Your task is to give the data again, exactly, with every line intact.

Data records

━━━━━━━━

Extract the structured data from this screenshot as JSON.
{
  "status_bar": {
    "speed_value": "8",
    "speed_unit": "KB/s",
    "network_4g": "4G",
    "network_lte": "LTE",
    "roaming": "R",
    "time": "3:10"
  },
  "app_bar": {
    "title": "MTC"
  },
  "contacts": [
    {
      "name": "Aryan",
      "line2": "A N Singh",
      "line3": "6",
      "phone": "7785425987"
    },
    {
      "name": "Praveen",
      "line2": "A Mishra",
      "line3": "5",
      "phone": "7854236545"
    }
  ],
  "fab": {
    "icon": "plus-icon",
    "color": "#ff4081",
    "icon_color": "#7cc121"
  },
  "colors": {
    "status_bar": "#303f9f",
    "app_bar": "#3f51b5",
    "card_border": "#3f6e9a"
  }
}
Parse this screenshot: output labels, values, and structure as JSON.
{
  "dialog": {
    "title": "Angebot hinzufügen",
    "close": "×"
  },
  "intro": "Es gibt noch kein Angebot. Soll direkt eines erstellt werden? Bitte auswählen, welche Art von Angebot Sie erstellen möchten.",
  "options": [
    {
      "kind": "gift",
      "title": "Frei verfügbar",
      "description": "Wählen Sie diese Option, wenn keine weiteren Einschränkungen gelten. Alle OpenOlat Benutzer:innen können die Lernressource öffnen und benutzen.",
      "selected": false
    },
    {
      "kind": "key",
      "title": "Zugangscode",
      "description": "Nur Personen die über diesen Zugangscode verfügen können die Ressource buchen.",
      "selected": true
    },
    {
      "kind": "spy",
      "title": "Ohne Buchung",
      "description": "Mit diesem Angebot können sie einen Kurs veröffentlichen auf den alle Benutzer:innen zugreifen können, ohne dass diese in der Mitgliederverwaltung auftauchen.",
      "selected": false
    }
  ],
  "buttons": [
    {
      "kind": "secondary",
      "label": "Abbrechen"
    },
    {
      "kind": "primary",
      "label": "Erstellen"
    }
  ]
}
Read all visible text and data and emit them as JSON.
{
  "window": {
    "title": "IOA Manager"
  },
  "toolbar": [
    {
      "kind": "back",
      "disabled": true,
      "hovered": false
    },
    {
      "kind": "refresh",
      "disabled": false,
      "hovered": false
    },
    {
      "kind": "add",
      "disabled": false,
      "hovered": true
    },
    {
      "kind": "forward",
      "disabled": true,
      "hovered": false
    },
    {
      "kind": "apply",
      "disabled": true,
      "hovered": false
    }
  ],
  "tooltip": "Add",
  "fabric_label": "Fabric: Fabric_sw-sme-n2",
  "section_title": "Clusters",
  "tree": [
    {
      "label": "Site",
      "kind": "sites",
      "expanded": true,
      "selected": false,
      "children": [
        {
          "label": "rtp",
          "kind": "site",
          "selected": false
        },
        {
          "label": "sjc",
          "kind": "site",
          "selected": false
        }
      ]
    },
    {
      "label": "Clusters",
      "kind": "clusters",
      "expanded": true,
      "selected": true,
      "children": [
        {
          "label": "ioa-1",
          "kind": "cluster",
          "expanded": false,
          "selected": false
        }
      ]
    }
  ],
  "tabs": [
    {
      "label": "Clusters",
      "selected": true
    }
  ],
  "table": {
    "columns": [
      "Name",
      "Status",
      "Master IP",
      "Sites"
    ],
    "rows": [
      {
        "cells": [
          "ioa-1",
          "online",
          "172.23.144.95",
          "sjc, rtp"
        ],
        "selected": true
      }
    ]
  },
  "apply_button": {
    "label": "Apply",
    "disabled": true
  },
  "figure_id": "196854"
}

━━━━━━━━

Exercise result:
Extract the structured data from this screenshot as JSON.
{
  "status_bar": {
    "speed_value": "8",
    "speed_unit": "KB/s",
    "network_4g": "4G",
    "network_lte": "LTE",
    "roaming": "R",
    "time": "3:10"
  },
  "app_bar": {
    "title": "MTC"
  },
  "contacts": [
    {
      "name": "Aryan",
      "line2": "A N Singh",
      "line3": "6",
      "phone": "7785425987"
    },
    {
      "name": "Praveen",
      "line2": "A Mishra",
      "line3": "5",
      "phone": "7854236545"
    }
  ],
  "fab": {
    "icon": "plus-icon",
    "color": "#ff4081",
    "icon_color": "#7cc121"
  },
  "colors": {
    "status_bar": "#303f9f",
    "app_bar": "#3f51b5",
    "card_border": "#3f6e9a"
  }
}
Parse this screenshot: output labels, values, and structure as JSON.
{
  "dialog": {
    "title": "Angebot hinzufügen",
    "close": "×"
  },
  "intro": "Es gibt noch kein Angebot. Soll direkt eines erstellt werden? Bitte auswählen, welche Art von Angebot Sie erstellen möchten.",
  "options": [
    {
      "kind": "gift",
      "title": "Frei verfügbar",
      "description": "Wählen Sie diese Option, wenn keine weiteren Einschränkungen gelten. Alle OpenOlat Benutzer:innen können die Lernressource öffnen und benutzen.",
      "selected": false
    },
    {
      "kind": "key",
      "title": "Zugangscode",
      "description": "Nur Personen die über diesen Zugangscode verfügen können die Ressource buchen.",
      "selected": true
    },
    {
      "kind": "spy",
      "title": "Ohne Buchung",
      "description": "Mit diesem Angebot können sie einen Kurs veröffentlichen auf den alle Benutzer:innen zugreifen können, ohne dass diese in der Mitgliederverwaltung auftauchen.",
      "selected": false
    }
  ],
  "buttons": [
    {
      "kind": "secondary",
      "label": "Abbrechen"
    },
    {
      "kind": "primary",
      "label": "Erstellen"
    }
  ]
}
Read all visible text and data and emit them as JSON.
{
  "window": {
    "title": "IOA Manager"
  },
  "toolbar": [
    {
      "kind": "back",
      "disabled": true,
      "hovered": false
    },
    {
      "kind": "refresh",
      "disabled": false,
      "hovered": false
    },
    {
      "kind": "add",
      "disabled": false,
      "hovered": true
    },
    {
      "kind": "forward",
      "disabled": true,
      "hovered": false
    },
    {
      "kind": "apply",
      "disabled": true,
      "hovered": false
    }
  ],
  "tooltip": "Add",
  "fabric_label": "Fabric: Fabric_sw-sme-n2",
  "section_title": "Clusters",
  "tree": [
    {
      "label": "Site",
      "kind": "sites",
      "expanded": true,
      "selected": false,
      "children": [
        {
          "label": "rtp",
          "kind": "site",
          "selected": false
        },
        {
          "label": "sjc",
          "kind": "site",
          "selected": false
        }
      ]
    },
    {
      "label": "Clusters",
      "kind": "clusters",
      "expanded": true,
      "selected": true,
      "children": [
        {
          "label": "ioa-1",
          "kind": "cluster",
          "expanded": false,
          "selected": false
        }
      ]
    }
  ],
  "tabs": [
    {
      "label": "Clusters",
      "selected": true
    }
  ],
  "table": {
    "columns": [
      "Name",
      "Status",
      "Master IP",
      "Sites"
    ],
    "rows": [
      {
        "cells": [
          "ioa-1",
          "online",
          "172.23.144.95",
          "sjc, rtp"
        ],
        "selected": true
      }
    ]
  },
  "apply_button": {
    "label": "Apply",
    "disabled": true
  },
  "figure_id": "196854"
}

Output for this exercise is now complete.